[Given task]: Using the data below, tally the lines that include the string "得到的解为". Only the number is wanted.

___ Material for this task ___

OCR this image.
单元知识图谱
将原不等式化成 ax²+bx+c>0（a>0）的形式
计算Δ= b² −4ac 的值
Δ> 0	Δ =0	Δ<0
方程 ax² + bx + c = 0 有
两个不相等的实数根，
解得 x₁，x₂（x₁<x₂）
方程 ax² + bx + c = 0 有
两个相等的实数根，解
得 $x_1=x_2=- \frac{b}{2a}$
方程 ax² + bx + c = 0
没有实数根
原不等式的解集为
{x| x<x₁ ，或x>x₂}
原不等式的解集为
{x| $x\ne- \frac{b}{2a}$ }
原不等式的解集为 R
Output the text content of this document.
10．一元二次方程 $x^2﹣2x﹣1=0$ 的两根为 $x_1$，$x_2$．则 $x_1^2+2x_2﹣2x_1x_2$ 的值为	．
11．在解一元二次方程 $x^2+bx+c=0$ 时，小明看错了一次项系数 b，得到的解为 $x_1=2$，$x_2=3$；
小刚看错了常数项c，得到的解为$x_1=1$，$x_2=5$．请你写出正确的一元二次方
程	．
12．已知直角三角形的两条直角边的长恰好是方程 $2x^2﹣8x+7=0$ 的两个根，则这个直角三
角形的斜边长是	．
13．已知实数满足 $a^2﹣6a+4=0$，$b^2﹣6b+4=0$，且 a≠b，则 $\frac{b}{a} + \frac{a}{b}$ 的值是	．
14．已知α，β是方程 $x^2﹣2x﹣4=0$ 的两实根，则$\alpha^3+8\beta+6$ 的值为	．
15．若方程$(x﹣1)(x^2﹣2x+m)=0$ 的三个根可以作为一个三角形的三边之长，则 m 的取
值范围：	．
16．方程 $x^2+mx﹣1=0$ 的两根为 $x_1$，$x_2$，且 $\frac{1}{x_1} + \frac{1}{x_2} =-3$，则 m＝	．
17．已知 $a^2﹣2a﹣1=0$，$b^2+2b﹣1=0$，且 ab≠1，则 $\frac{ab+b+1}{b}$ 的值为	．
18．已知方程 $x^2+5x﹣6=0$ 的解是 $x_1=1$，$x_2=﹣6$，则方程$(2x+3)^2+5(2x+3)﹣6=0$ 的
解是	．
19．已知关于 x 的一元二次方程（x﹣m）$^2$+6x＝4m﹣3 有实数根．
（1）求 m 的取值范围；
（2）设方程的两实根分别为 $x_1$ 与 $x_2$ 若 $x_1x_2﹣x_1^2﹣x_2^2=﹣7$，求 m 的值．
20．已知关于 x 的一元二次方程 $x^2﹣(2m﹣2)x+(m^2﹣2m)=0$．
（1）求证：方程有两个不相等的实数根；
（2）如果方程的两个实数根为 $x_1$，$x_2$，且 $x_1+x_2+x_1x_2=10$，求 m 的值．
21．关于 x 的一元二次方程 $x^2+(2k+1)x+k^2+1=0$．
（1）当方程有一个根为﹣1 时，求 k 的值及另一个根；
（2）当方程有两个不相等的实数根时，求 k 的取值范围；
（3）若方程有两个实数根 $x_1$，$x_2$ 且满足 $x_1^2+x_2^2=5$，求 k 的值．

___

[Completed exercise]: 2